**REQUIRED WORK**.
Scan the records for the word "Repair". Copy each line that includes it.

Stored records
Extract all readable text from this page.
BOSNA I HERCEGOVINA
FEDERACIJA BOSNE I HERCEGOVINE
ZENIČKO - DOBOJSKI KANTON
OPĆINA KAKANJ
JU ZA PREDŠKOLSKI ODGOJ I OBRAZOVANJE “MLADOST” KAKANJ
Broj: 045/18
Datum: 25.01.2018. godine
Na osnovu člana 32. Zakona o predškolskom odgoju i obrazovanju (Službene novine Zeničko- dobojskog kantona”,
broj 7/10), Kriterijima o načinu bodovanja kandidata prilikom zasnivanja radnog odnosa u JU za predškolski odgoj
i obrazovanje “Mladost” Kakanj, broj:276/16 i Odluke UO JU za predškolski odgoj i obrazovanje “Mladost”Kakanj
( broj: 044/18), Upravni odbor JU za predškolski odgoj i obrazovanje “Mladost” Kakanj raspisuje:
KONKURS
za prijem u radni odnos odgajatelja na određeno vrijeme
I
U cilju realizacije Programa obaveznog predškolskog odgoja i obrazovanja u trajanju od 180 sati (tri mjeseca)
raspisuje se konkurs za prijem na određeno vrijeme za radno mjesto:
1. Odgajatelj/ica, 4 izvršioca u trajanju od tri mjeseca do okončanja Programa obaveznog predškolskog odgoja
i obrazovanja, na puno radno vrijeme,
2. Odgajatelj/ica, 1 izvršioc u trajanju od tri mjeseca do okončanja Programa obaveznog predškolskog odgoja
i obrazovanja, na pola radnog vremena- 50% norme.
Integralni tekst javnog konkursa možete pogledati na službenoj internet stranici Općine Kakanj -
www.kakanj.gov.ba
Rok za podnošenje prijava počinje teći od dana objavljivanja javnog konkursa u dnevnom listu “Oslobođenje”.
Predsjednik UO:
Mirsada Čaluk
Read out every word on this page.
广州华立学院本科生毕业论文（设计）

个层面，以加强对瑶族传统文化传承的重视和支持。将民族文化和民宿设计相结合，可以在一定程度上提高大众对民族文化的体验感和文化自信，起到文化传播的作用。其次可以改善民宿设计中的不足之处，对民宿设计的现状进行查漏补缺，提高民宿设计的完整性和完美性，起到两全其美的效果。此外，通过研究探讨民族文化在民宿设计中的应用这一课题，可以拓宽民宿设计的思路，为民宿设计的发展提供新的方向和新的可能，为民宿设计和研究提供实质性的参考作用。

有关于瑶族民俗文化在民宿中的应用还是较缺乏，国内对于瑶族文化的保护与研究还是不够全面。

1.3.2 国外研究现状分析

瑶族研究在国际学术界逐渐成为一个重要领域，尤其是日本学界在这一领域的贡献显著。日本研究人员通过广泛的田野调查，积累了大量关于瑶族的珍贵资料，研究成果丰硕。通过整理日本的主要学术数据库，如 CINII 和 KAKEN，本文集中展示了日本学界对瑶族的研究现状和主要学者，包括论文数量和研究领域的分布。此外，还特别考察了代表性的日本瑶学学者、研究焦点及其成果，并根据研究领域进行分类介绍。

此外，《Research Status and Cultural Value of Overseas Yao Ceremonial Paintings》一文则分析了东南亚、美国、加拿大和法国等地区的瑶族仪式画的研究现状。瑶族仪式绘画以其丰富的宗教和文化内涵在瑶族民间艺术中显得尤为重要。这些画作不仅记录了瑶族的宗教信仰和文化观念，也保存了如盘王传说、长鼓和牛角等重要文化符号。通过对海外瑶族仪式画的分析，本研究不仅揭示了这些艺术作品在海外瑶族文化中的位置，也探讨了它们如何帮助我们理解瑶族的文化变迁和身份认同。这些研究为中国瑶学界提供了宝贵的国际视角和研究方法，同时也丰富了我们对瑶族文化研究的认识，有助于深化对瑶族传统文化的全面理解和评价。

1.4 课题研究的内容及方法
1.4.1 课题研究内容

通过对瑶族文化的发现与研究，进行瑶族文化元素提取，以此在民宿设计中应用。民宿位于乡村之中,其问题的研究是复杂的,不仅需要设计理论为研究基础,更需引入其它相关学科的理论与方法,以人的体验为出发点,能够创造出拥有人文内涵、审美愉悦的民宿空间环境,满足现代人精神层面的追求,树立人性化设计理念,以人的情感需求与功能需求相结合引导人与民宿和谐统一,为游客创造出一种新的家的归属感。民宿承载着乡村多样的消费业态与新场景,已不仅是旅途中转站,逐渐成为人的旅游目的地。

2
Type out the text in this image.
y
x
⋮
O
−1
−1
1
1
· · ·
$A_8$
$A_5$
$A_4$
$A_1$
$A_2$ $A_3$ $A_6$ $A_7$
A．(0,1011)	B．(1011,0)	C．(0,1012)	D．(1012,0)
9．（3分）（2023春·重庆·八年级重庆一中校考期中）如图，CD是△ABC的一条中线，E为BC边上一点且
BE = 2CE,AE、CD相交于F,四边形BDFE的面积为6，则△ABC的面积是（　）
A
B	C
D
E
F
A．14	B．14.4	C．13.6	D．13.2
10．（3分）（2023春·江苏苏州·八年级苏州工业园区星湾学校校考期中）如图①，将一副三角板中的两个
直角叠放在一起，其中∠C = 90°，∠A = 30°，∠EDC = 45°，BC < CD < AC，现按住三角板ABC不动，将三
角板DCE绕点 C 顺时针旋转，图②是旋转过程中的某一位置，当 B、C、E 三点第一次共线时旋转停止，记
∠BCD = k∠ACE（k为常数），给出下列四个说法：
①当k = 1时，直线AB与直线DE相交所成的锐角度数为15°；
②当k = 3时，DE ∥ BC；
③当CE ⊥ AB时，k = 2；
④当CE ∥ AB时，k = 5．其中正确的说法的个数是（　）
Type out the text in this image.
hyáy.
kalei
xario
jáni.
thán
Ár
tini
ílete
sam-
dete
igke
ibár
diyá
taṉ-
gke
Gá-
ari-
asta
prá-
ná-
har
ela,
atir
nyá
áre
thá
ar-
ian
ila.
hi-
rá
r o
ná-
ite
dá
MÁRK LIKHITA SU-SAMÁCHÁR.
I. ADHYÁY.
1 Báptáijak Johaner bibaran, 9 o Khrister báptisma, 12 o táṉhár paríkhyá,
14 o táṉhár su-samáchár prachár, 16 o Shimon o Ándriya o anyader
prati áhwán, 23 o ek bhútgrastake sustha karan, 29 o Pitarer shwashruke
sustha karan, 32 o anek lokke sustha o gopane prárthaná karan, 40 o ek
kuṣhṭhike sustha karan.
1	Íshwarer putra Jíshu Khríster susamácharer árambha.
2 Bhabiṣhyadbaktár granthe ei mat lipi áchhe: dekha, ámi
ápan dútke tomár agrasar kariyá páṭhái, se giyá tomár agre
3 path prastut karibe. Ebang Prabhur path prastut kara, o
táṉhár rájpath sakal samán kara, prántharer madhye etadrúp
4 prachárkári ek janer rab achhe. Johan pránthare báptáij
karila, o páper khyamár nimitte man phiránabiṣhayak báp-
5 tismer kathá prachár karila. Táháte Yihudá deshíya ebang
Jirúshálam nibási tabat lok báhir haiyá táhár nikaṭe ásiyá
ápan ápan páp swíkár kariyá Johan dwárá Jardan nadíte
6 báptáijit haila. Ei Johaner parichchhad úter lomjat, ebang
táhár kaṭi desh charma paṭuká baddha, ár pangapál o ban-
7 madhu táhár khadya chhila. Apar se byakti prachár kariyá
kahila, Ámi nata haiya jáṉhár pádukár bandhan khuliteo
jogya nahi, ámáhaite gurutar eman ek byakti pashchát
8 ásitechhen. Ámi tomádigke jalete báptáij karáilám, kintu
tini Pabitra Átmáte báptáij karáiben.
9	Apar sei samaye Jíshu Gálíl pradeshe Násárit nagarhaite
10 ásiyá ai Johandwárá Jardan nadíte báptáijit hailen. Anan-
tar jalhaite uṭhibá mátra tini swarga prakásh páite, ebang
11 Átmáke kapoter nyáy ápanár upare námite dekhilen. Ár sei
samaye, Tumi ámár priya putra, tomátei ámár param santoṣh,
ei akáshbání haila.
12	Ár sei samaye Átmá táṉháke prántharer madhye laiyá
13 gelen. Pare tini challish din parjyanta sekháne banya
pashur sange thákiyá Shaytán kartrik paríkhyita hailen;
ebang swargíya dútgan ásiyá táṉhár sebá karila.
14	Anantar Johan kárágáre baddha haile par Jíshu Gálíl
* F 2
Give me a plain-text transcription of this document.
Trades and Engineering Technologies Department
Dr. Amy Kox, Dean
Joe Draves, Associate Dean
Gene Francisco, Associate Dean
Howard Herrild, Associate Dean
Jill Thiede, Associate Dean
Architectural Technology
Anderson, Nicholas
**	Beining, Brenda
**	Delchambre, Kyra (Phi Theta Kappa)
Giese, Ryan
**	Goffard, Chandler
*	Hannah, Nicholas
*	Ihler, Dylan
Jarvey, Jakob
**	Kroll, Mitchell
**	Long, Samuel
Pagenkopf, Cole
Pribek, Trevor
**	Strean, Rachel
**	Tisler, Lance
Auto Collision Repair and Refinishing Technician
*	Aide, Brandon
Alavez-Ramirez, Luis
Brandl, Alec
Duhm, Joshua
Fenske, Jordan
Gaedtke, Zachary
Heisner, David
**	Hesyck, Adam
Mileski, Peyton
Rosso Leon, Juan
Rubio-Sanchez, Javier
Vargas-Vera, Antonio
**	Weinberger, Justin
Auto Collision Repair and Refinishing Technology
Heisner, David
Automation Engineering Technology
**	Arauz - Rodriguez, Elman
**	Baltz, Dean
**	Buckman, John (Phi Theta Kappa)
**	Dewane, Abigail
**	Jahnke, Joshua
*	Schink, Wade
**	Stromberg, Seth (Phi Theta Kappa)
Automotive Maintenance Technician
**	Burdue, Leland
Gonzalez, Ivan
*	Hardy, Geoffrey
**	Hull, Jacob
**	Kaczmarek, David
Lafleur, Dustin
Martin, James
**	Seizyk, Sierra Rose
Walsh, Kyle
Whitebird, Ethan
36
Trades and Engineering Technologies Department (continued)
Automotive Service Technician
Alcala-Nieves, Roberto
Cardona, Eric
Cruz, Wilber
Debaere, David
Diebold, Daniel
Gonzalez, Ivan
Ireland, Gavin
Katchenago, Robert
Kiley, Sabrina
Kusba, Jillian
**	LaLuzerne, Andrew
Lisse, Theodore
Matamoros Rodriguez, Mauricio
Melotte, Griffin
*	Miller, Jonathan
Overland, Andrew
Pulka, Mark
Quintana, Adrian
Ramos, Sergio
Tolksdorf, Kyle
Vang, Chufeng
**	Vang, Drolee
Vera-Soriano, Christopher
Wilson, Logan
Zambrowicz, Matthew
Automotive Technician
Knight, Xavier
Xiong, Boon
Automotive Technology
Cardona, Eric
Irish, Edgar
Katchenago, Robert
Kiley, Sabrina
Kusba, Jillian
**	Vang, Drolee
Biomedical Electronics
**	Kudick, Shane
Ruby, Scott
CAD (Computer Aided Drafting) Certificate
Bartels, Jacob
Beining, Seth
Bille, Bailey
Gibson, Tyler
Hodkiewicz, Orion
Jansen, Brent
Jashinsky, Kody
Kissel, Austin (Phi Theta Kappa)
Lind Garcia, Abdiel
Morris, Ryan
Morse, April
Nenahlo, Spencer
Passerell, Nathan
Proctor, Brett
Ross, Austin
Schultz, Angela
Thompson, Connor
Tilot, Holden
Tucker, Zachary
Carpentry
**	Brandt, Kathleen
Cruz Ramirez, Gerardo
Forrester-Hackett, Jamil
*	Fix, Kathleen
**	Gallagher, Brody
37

**EXERCISE ANSWER**.
Auto Collision Repair and Refinishing Technician
Auto Collision Repair and Refinishing Technology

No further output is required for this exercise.